[Records from a collection of figures]
▶

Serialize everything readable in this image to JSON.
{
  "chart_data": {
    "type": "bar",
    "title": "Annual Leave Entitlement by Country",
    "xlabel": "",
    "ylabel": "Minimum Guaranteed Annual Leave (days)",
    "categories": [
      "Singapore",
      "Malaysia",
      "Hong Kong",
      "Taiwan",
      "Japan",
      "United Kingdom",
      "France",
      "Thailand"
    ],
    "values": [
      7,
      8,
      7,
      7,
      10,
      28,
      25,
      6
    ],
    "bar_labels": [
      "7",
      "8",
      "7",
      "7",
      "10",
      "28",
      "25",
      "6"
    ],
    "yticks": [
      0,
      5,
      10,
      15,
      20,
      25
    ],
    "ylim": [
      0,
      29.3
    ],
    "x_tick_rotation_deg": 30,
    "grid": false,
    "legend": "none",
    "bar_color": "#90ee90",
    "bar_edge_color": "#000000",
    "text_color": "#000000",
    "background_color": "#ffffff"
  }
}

◀

== Goal of the exercise ==
Return every record above exactly as it appears.

== The solution ==
Serialize everything readable in this image to JSON.
{
  "chart_data": {
    "type": "bar",
    "title": "Annual Leave Entitlement by Country",
    "xlabel": "",
    "ylabel": "Minimum Guaranteed Annual Leave (days)",
    "categories": [
      "Singapore",
      "Malaysia",
      "Hong Kong",
      "Taiwan",
      "Japan",
      "United Kingdom",
      "France",
      "Thailand"
    ],
    "values": [
      7,
      8,
      7,
      7,
      10,
      28,
      25,
      6
    ],
    "bar_labels": [
      "7",
      "8",
      "7",
      "7",
      "10",
      "28",
      "25",
      "6"
    ],
    "yticks": [
      0,
      5,
      10,
      15,
      20,
      25
    ],
    "ylim": [
      0,
      29.3
    ],
    "x_tick_rotation_deg": 30,
    "grid": false,
    "legend": "none",
    "bar_color": "#90ee90",
    "bar_edge_color": "#000000",
    "text_color": "#000000",
    "background_color": "#ffffff"
  }
}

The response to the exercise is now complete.